> Task goal
Please return every line of the records below word for word, leaving out the pictures.

--- start ---

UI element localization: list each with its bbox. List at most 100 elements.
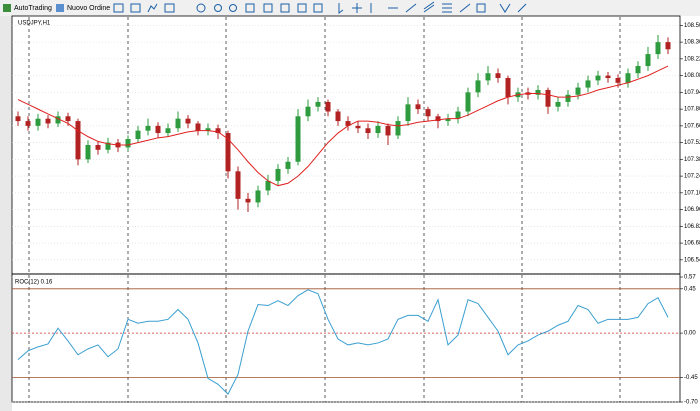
autotrading-icon[interactable] bbox=[3, 4, 11, 12]
series-line bbox=[17, 289, 669, 395]
y-tick-label: 106.820 bbox=[684, 224, 700, 230]
candle-body bbox=[465, 92, 471, 112]
y-tick-label: 107.940 bbox=[684, 90, 700, 96]
candle-body bbox=[225, 133, 231, 172]
shift-tool[interactable] bbox=[280, 3, 290, 13]
candle-body bbox=[15, 116, 21, 122]
candle-body bbox=[235, 171, 241, 199]
scroll-tool[interactable] bbox=[263, 3, 273, 13]
indicator-title: ROC(12) 0.16 bbox=[15, 280, 53, 286]
zoom-in-tool[interactable] bbox=[214, 4, 222, 12]
candle-body bbox=[485, 73, 491, 81]
candle-body bbox=[205, 128, 211, 131]
series-line bbox=[17, 65, 669, 187]
candle-body bbox=[665, 42, 671, 50]
candle-body bbox=[395, 121, 401, 136]
candle-body bbox=[655, 42, 661, 55]
candle-body bbox=[165, 128, 171, 134]
crosshair-tool[interactable] bbox=[352, 3, 362, 13]
candle-body bbox=[595, 75, 601, 81]
y-tick-label: 107.520 bbox=[684, 140, 700, 146]
cursor-tool[interactable] bbox=[338, 3, 344, 14]
chart-symbol: USDJPY,H1 bbox=[18, 21, 51, 27]
y-tick-label: 108.360 bbox=[684, 40, 700, 46]
chart-frame bbox=[11, 15, 681, 403]
candle-body bbox=[285, 161, 291, 169]
y-tick-label: 107.660 bbox=[684, 123, 700, 129]
y-tick-label: 107.240 bbox=[684, 174, 700, 180]
y-tick-label: 106.960 bbox=[684, 207, 700, 213]
y-tick-label: 0.57 bbox=[684, 275, 696, 281]
periods-tool[interactable] bbox=[313, 3, 323, 13]
zoom-out-tool[interactable] bbox=[229, 4, 237, 12]
side-panel-edge bbox=[0, 16, 12, 411]
y-tick-label: 0.45 bbox=[684, 286, 696, 292]
candle-body bbox=[635, 66, 641, 74]
y-tick-label: 108.220 bbox=[684, 56, 700, 62]
candle-body bbox=[325, 101, 331, 112]
percent-tool[interactable] bbox=[517, 3, 527, 13]
line-chart-tool[interactable] bbox=[147, 3, 158, 13]
candle-body bbox=[495, 73, 501, 79]
candle-body bbox=[425, 109, 431, 117]
candle-body bbox=[25, 121, 31, 126]
candle-body bbox=[95, 145, 101, 150]
shapes-tool[interactable] bbox=[499, 3, 511, 13]
candle-body bbox=[475, 80, 481, 93]
y-tick-label: -0.70 bbox=[684, 400, 698, 406]
candle-body bbox=[505, 78, 511, 98]
candle-body bbox=[535, 89, 541, 95]
autotrading-button[interactable]: AutoTrading bbox=[14, 5, 52, 12]
candle-body bbox=[245, 198, 251, 203]
candle-body bbox=[445, 118, 451, 122]
candle-body bbox=[215, 128, 221, 134]
candle-body bbox=[265, 180, 271, 191]
trendline-tool[interactable] bbox=[405, 3, 417, 13]
y-tick-label: 106.680 bbox=[684, 241, 700, 247]
candle-body bbox=[435, 116, 441, 122]
candle-body bbox=[305, 106, 311, 117]
indicators-tool[interactable] bbox=[297, 3, 307, 13]
y-tick-label: -0.45 bbox=[684, 375, 698, 381]
candle-body bbox=[585, 80, 591, 88]
candle-body bbox=[355, 125, 361, 129]
candle-body bbox=[35, 118, 41, 126]
bar-chart-tool[interactable] bbox=[113, 3, 124, 13]
new-order-icon[interactable] bbox=[56, 4, 64, 12]
candle-body bbox=[385, 125, 391, 136]
candle-body bbox=[415, 104, 421, 110]
candle-body bbox=[185, 118, 191, 124]
label-tool[interactable] bbox=[476, 3, 486, 13]
candle-body bbox=[555, 101, 561, 107]
candle-body bbox=[45, 118, 51, 124]
fibo-tool[interactable] bbox=[442, 3, 452, 13]
candle-body bbox=[55, 116, 61, 124]
candle-body bbox=[295, 116, 301, 162]
template-tool[interactable] bbox=[164, 3, 175, 13]
candle-body bbox=[175, 118, 181, 129]
candle-body bbox=[75, 121, 81, 160]
candle-tool[interactable] bbox=[130, 3, 141, 13]
new-order-button[interactable]: Nuovo Ordine bbox=[67, 5, 110, 12]
candle-body bbox=[405, 104, 411, 122]
candle-body bbox=[645, 54, 651, 67]
candle-body bbox=[575, 87, 581, 95]
candle-body bbox=[365, 128, 371, 134]
candle-body bbox=[545, 89, 551, 107]
candle-body bbox=[335, 111, 341, 122]
candle-body bbox=[345, 121, 351, 126]
period-tool[interactable] bbox=[196, 3, 206, 13]
candle-body bbox=[625, 73, 631, 83]
y-tick-label: 0.00 bbox=[684, 331, 696, 337]
tile-tool[interactable] bbox=[245, 3, 255, 13]
candle-body bbox=[375, 125, 381, 134]
candle-body bbox=[125, 139, 131, 148]
candle-body bbox=[135, 130, 141, 140]
y-tick-label: 108.500 bbox=[684, 23, 700, 29]
channel-tool[interactable] bbox=[423, 1, 435, 13]
candle-body bbox=[105, 142, 111, 150]
y-tick-label: 107.380 bbox=[684, 157, 700, 163]
text-tool[interactable] bbox=[459, 3, 471, 13]
candle-body bbox=[565, 94, 571, 102]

--- end ---

> Final result
UI element localization: list each with its bbox. List at most 100 elements.
autotrading-icon[interactable] bbox=[3, 4, 11, 12]
series-line bbox=[17, 289, 669, 395]
y-tick-label: 106.820 bbox=[684, 224, 700, 230]
candle-body bbox=[465, 92, 471, 112]
y-tick-label: 107.940 bbox=[684, 90, 700, 96]
candle-body bbox=[225, 133, 231, 172]
shift-tool[interactable] bbox=[280, 3, 290, 13]
candle-body bbox=[15, 116, 21, 122]
candle-body bbox=[235, 171, 241, 199]
scroll-tool[interactable] bbox=[263, 3, 273, 13]
indicator-title: ROC(12) 0.16 bbox=[15, 280, 53, 286]
zoom-in-tool[interactable] bbox=[214, 4, 222, 12]
candle-body bbox=[485, 73, 491, 81]
candle-body bbox=[205, 128, 211, 131]
series-line bbox=[17, 65, 669, 187]
candle-body bbox=[665, 42, 671, 50]
candle-body bbox=[395, 121, 401, 136]
candle-body bbox=[655, 42, 661, 55]
candle-body bbox=[165, 128, 171, 134]
crosshair-tool[interactable] bbox=[352, 3, 362, 13]
candle-body bbox=[595, 75, 601, 81]
y-tick-label: 107.520 bbox=[684, 140, 700, 146]
cursor-tool[interactable] bbox=[338, 3, 344, 14]
chart-symbol: USDJPY,H1 bbox=[18, 21, 51, 27]
y-tick-label: 108.360 bbox=[684, 40, 700, 46]
chart-frame bbox=[11, 15, 681, 403]
candle-body bbox=[285, 161, 291, 169]
y-tick-label: 107.660 bbox=[684, 123, 700, 129]
y-tick-label: 107.240 bbox=[684, 174, 700, 180]
y-tick-label: 106.960 bbox=[684, 207, 700, 213]
y-tick-label: 0.57 bbox=[684, 275, 696, 281]
periods-tool[interactable] bbox=[313, 3, 323, 13]
zoom-out-tool[interactable] bbox=[229, 4, 237, 12]
side-panel-edge bbox=[0, 16, 12, 411]
y-tick-label: 0.45 bbox=[684, 286, 696, 292]
candle-body bbox=[635, 66, 641, 74]
y-tick-label: 108.220 bbox=[684, 56, 700, 62]
candle-body bbox=[325, 101, 331, 112]
percent-tool[interactable] bbox=[517, 3, 527, 13]
line-chart-tool[interactable] bbox=[147, 3, 158, 13]
candle-body bbox=[495, 73, 501, 79]
candle-body bbox=[425, 109, 431, 117]
candle-body bbox=[25, 121, 31, 126]
candle-body bbox=[95, 145, 101, 150]
shapes-tool[interactable] bbox=[499, 3, 511, 13]
candle-body bbox=[475, 80, 481, 93]
y-tick-label: -0.70 bbox=[684, 400, 698, 406]
candle-body bbox=[505, 78, 511, 98]
candle-body bbox=[535, 89, 541, 95]
autotrading-button[interactable]: AutoTrading bbox=[14, 5, 52, 12]
candle-body bbox=[245, 198, 251, 203]
candle-body bbox=[445, 118, 451, 122]
candle-body bbox=[215, 128, 221, 134]
candle-body bbox=[265, 180, 271, 191]
trendline-tool[interactable] bbox=[405, 3, 417, 13]
y-tick-label: 106.680 bbox=[684, 241, 700, 247]
candle-body bbox=[435, 116, 441, 122]
candle-body bbox=[305, 106, 311, 117]
indicators-tool[interactable] bbox=[297, 3, 307, 13]
y-tick-label: -0.45 bbox=[684, 375, 698, 381]
candle-body bbox=[585, 80, 591, 88]
candle-body bbox=[355, 125, 361, 129]
candle-body bbox=[35, 118, 41, 126]
bar-chart-tool[interactable] bbox=[113, 3, 124, 13]
new-order-icon[interactable] bbox=[56, 4, 64, 12]
candle-body bbox=[385, 125, 391, 136]
candle-body bbox=[415, 104, 421, 110]
candle-body bbox=[185, 118, 191, 124]
label-tool[interactable] bbox=[476, 3, 486, 13]
candle-body bbox=[555, 101, 561, 107]
candle-body bbox=[45, 118, 51, 124]
fibo-tool[interactable] bbox=[442, 3, 452, 13]
candle-body bbox=[55, 116, 61, 124]
candle-body bbox=[295, 116, 301, 162]
template-tool[interactable] bbox=[164, 3, 175, 13]
candle-body bbox=[175, 118, 181, 129]
candle-body bbox=[75, 121, 81, 160]
candle-tool[interactable] bbox=[130, 3, 141, 13]
new-order-button[interactable]: Nuovo Ordine bbox=[67, 5, 110, 12]
candle-body bbox=[405, 104, 411, 122]
candle-body bbox=[645, 54, 651, 67]
candle-body bbox=[575, 87, 581, 95]
candle-body bbox=[365, 128, 371, 134]
candle-body bbox=[545, 89, 551, 107]
candle-body bbox=[335, 111, 341, 122]
candle-body bbox=[345, 121, 351, 126]
period-tool[interactable] bbox=[196, 3, 206, 13]
candle-body bbox=[625, 73, 631, 83]
y-tick-label: 0.00 bbox=[684, 331, 696, 337]
tile-tool[interactable] bbox=[245, 3, 255, 13]
candle-body bbox=[375, 125, 381, 134]
candle-body bbox=[125, 139, 131, 148]
candle-body bbox=[135, 130, 141, 140]
y-tick-label: 108.500 bbox=[684, 23, 700, 29]
channel-tool[interactable] bbox=[423, 1, 435, 13]
candle-body bbox=[105, 142, 111, 150]
y-tick-label: 107.380 bbox=[684, 157, 700, 163]
text-tool[interactable] bbox=[459, 3, 471, 13]
candle-body bbox=[565, 94, 571, 102]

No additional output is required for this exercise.